Direction: The records that follow are to be repeated exactly, with the pictures removed.

Given information:
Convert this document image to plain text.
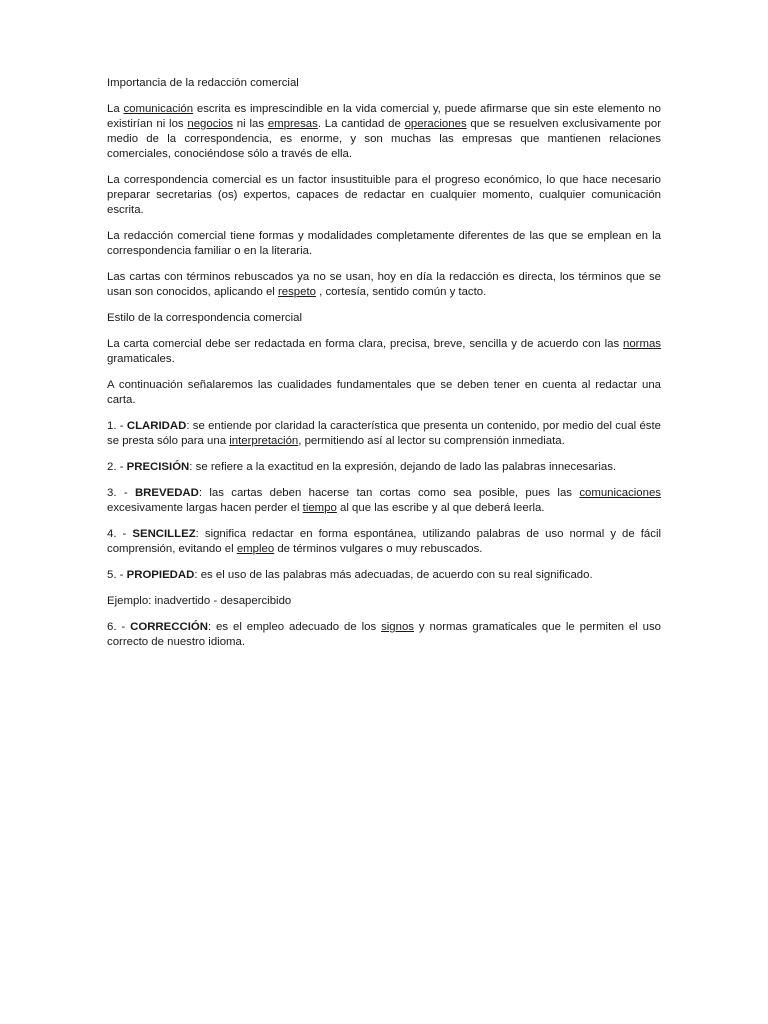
Importancia de la redacción comercial

La comunicación escrita es imprescindible en la vida comercial y, puede afirmarse que sin este elemento no existirían ni los negocios ni las empresas. La cantidad de operaciones que se resuelven exclusivamente por medio de la correspondencia, es enorme, y son muchas las empresas que mantienen relaciones comerciales, conociéndose sólo a través de ella.

La correspondencia comercial es un factor insustituible para el progreso económico, lo que hace necesario preparar secretarias (os) expertos, capaces de redactar en cualquier momento, cualquier comunicación escrita.

La redacción comercial tiene formas y modalidades completamente diferentes de las que se emplean en la correspondencia familiar o en la literaria.

Las cartas con términos rebuscados ya no se usan, hoy en día la redacción es directa, los términos que se usan son conocidos, aplicando el respeto , cortesía, sentido común y tacto.

Estilo de la correspondencia comercial

La carta comercial debe ser redactada en forma clara, precisa, breve, sencilla y de acuerdo con las normas gramaticales.

A continuación señalaremos las cualidades fundamentales que se deben tener en cuenta al redactar una carta.

1. - CLARIDAD: se entiende por claridad la característica que presenta un contenido, por medio del cual éste se presta sólo para una interpretación, permitiendo así al lector su comprensión inmediata.

2. - PRECISIÓN: se refiere a la exactitud en la expresión, dejando de lado las palabras innecesarias.

3. - BREVEDAD: las cartas deben hacerse tan cortas como sea posible, pues las comunicaciones excesivamente largas hacen perder el tiempo al que las escribe y al que deberá leerla.

4. - SENCILLEZ: significa redactar en forma espontánea, utilizando palabras de uso normal y de fácil comprensión, evitando el empleo de términos vulgares o muy rebuscados.

5. - PROPIEDAD: es el uso de las palabras más adecuadas, de acuerdo con su real significado.

Ejemplo: inadvertido - desapercibido

6. - CORRECCIÓN: es el empleo adecuado de los signos y normas gramaticales que le permiten el uso correcto de nuestro idioma.
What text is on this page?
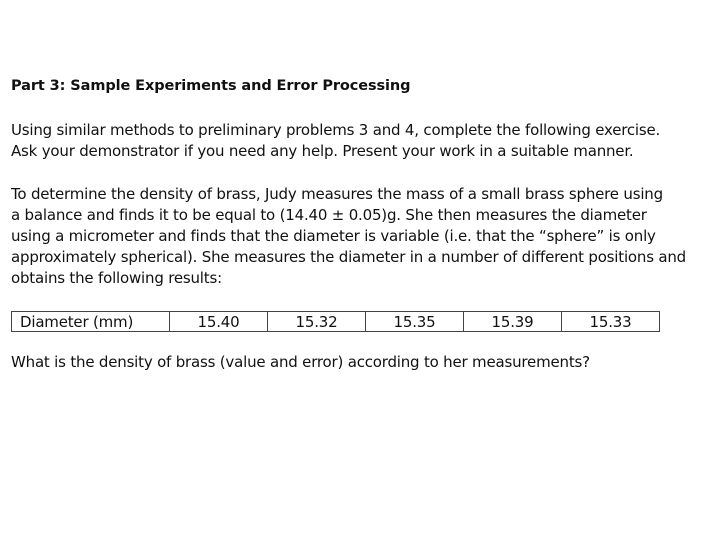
Part 3: Sample Experiments and Error Processing
Using similar methods to preliminary problems 3 and 4, complete the following exercise.
Ask your demonstrator if you need any help. Present your work in a suitable manner.
To determine the density of brass, Judy measures the mass of a small brass sphere using
a balance and finds it to be equal to (14.40 ± 0.05)g. She then measures the diameter
using a micrometer and finds that the diameter is variable (i.e. that the “sphere” is only
approximately spherical). She measures the diameter in a number of different positions and
obtains the following results:
Diameter (mm)	15.40	15.32	15.35	15.39	15.33
What is the density of brass (value and error) according to her measurements?
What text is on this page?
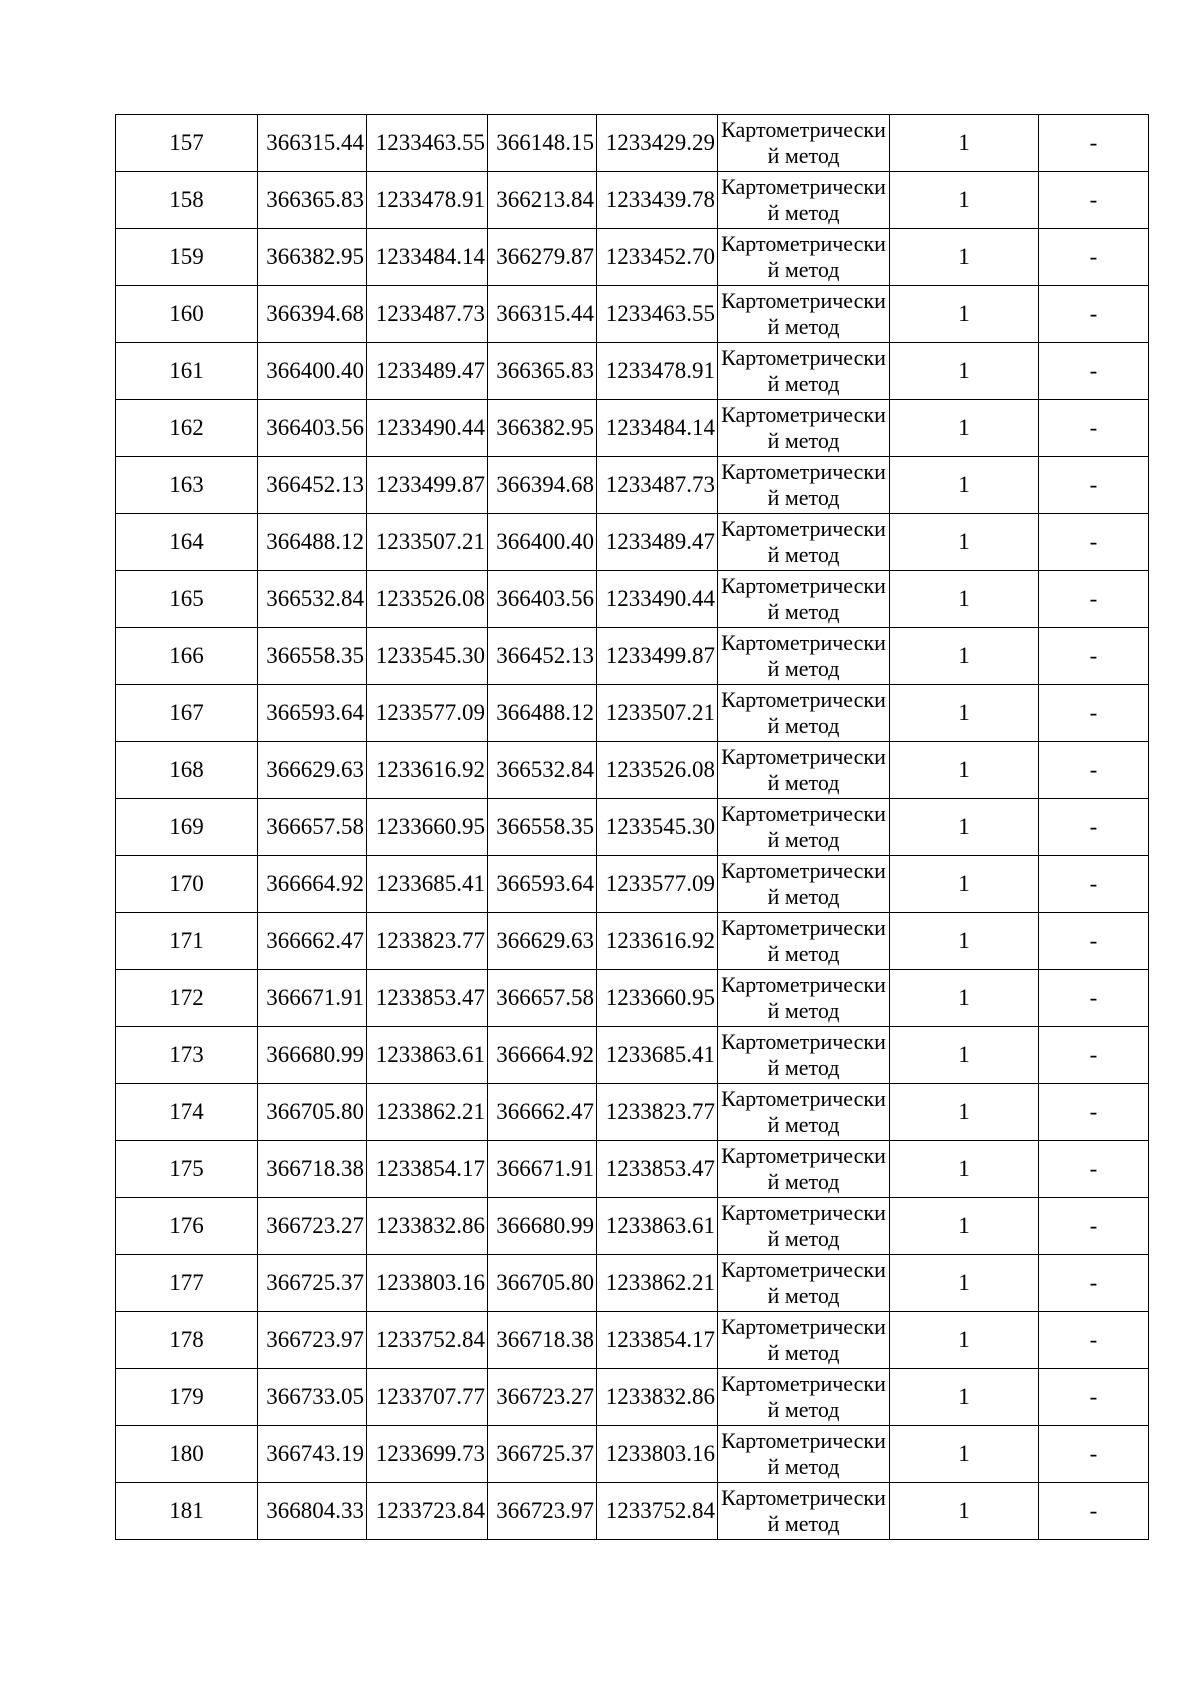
157	366315.44	1233463.55	366148.15	1233429.29	Картометрический метод	1	-
158	366365.83	1233478.91	366213.84	1233439.78	Картометрический метод	1	-
159	366382.95	1233484.14	366279.87	1233452.70	Картометрический метод	1	-
160	366394.68	1233487.73	366315.44	1233463.55	Картометрический метод	1	-
161	366400.40	1233489.47	366365.83	1233478.91	Картометрический метод	1	-
162	366403.56	1233490.44	366382.95	1233484.14	Картометрический метод	1	-
163	366452.13	1233499.87	366394.68	1233487.73	Картометрический метод	1	-
164	366488.12	1233507.21	366400.40	1233489.47	Картометрический метод	1	-
165	366532.84	1233526.08	366403.56	1233490.44	Картометрический метод	1	-
166	366558.35	1233545.30	366452.13	1233499.87	Картометрический метод	1	-
167	366593.64	1233577.09	366488.12	1233507.21	Картометрический метод	1	-
168	366629.63	1233616.92	366532.84	1233526.08	Картометрический метод	1	-
169	366657.58	1233660.95	366558.35	1233545.30	Картометрический метод	1	-
170	366664.92	1233685.41	366593.64	1233577.09	Картометрический метод	1	-
171	366662.47	1233823.77	366629.63	1233616.92	Картометрический метод	1	-
172	366671.91	1233853.47	366657.58	1233660.95	Картометрический метод	1	-
173	366680.99	1233863.61	366664.92	1233685.41	Картометрический метод	1	-
174	366705.80	1233862.21	366662.47	1233823.77	Картометрический метод	1	-
175	366718.38	1233854.17	366671.91	1233853.47	Картометрический метод	1	-
176	366723.27	1233832.86	366680.99	1233863.61	Картометрический метод	1	-
177	366725.37	1233803.16	366705.80	1233862.21	Картометрический метод	1	-
178	366723.97	1233752.84	366718.38	1233854.17	Картометрический метод	1	-
179	366733.05	1233707.77	366723.27	1233832.86	Картометрический метод	1	-
180	366743.19	1233699.73	366725.37	1233803.16	Картометрический метод	1	-
181	366804.33	1233723.84	366723.97	1233752.84	Картометрический метод	1	-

Exercise solution:
Convert this document image to plain text.
Importancia de la redacción comercial

La comunicación escrita es imprescindible en la vida comercial y, puede afirmarse que sin este elemento no existirían ni los negocios ni las empresas. La cantidad de operaciones que se resuelven exclusivamente por medio de la correspondencia, es enorme, y son muchas las empresas que mantienen relaciones comerciales, conociéndose sólo a través de ella.

La correspondencia comercial es un factor insustituible para el progreso económico, lo que hace necesario preparar secretarias (os) expertos, capaces de redactar en cualquier momento, cualquier comunicación escrita.

La redacción comercial tiene formas y modalidades completamente diferentes de las que se emplean en la correspondencia familiar o en la literaria.

Las cartas con términos rebuscados ya no se usan, hoy en día la redacción es directa, los términos que se usan son conocidos, aplicando el respeto , cortesía, sentido común y tacto.

Estilo de la correspondencia comercial

La carta comercial debe ser redactada en forma clara, precisa, breve, sencilla y de acuerdo con las normas gramaticales.

A continuación señalaremos las cualidades fundamentales que se deben tener en cuenta al redactar una carta.

1. - CLARIDAD: se entiende por claridad la característica que presenta un contenido, por medio del cual éste se presta sólo para una interpretación, permitiendo así al lector su comprensión inmediata.

2. - PRECISIÓN: se refiere a la exactitud en la expresión, dejando de lado las palabras innecesarias.

3. - BREVEDAD: las cartas deben hacerse tan cortas como sea posible, pues las comunicaciones excesivamente largas hacen perder el tiempo al que las escribe y al que deberá leerla.

4. - SENCILLEZ: significa redactar en forma espontánea, utilizando palabras de uso normal y de fácil comprensión, evitando el empleo de términos vulgares o muy rebuscados.

5. - PROPIEDAD: es el uso de las palabras más adecuadas, de acuerdo con su real significado.

Ejemplo: inadvertido - desapercibido

6. - CORRECCIÓN: es el empleo adecuado de los signos y normas gramaticales que le permiten el uso correcto de nuestro idioma.
What text is on this page?
Part 3: Sample Experiments and Error Processing
Using similar methods to preliminary problems 3 and 4, complete the following exercise.
Ask your demonstrator if you need any help. Present your work in a suitable manner.
To determine the density of brass, Judy measures the mass of a small brass sphere using
a balance and finds it to be equal to (14.40 ± 0.05)g. She then measures the diameter
using a micrometer and finds that the diameter is variable (i.e. that the “sphere” is only
approximately spherical). She measures the diameter in a number of different positions and
obtains the following results:
Diameter (mm)	15.40	15.32	15.35	15.39	15.33
What is the density of brass (value and error) according to her measurements?
What text is on this page?
157	366315.44	1233463.55	366148.15	1233429.29	Картометрический метод	1	-
158	366365.83	1233478.91	366213.84	1233439.78	Картометрический метод	1	-
159	366382.95	1233484.14	366279.87	1233452.70	Картометрический метод	1	-
160	366394.68	1233487.73	366315.44	1233463.55	Картометрический метод	1	-
161	366400.40	1233489.47	366365.83	1233478.91	Картометрический метод	1	-
162	366403.56	1233490.44	366382.95	1233484.14	Картометрический метод	1	-
163	366452.13	1233499.87	366394.68	1233487.73	Картометрический метод	1	-
164	366488.12	1233507.21	366400.40	1233489.47	Картометрический метод	1	-
165	366532.84	1233526.08	366403.56	1233490.44	Картометрический метод	1	-
166	366558.35	1233545.30	366452.13	1233499.87	Картометрический метод	1	-
167	366593.64	1233577.09	366488.12	1233507.21	Картометрический метод	1	-
168	366629.63	1233616.92	366532.84	1233526.08	Картометрический метод	1	-
169	366657.58	1233660.95	366558.35	1233545.30	Картометрический метод	1	-
170	366664.92	1233685.41	366593.64	1233577.09	Картометрический метод	1	-
171	366662.47	1233823.77	366629.63	1233616.92	Картометрический метод	1	-
172	366671.91	1233853.47	366657.58	1233660.95	Картометрический метод	1	-
173	366680.99	1233863.61	366664.92	1233685.41	Картометрический метод	1	-
174	366705.80	1233862.21	366662.47	1233823.77	Картометрический метод	1	-
175	366718.38	1233854.17	366671.91	1233853.47	Картометрический метод	1	-
176	366723.27	1233832.86	366680.99	1233863.61	Картометрический метод	1	-
177	366725.37	1233803.16	366705.80	1233862.21	Картометрический метод	1	-
178	366723.97	1233752.84	366718.38	1233854.17	Картометрический метод	1	-
179	366733.05	1233707.77	366723.27	1233832.86	Картометрический метод	1	-
180	366743.19	1233699.73	366725.37	1233803.16	Картометрический метод	1	-
181	366804.33	1233723.84	366723.97	1233752.84	Картометрический метод	1	-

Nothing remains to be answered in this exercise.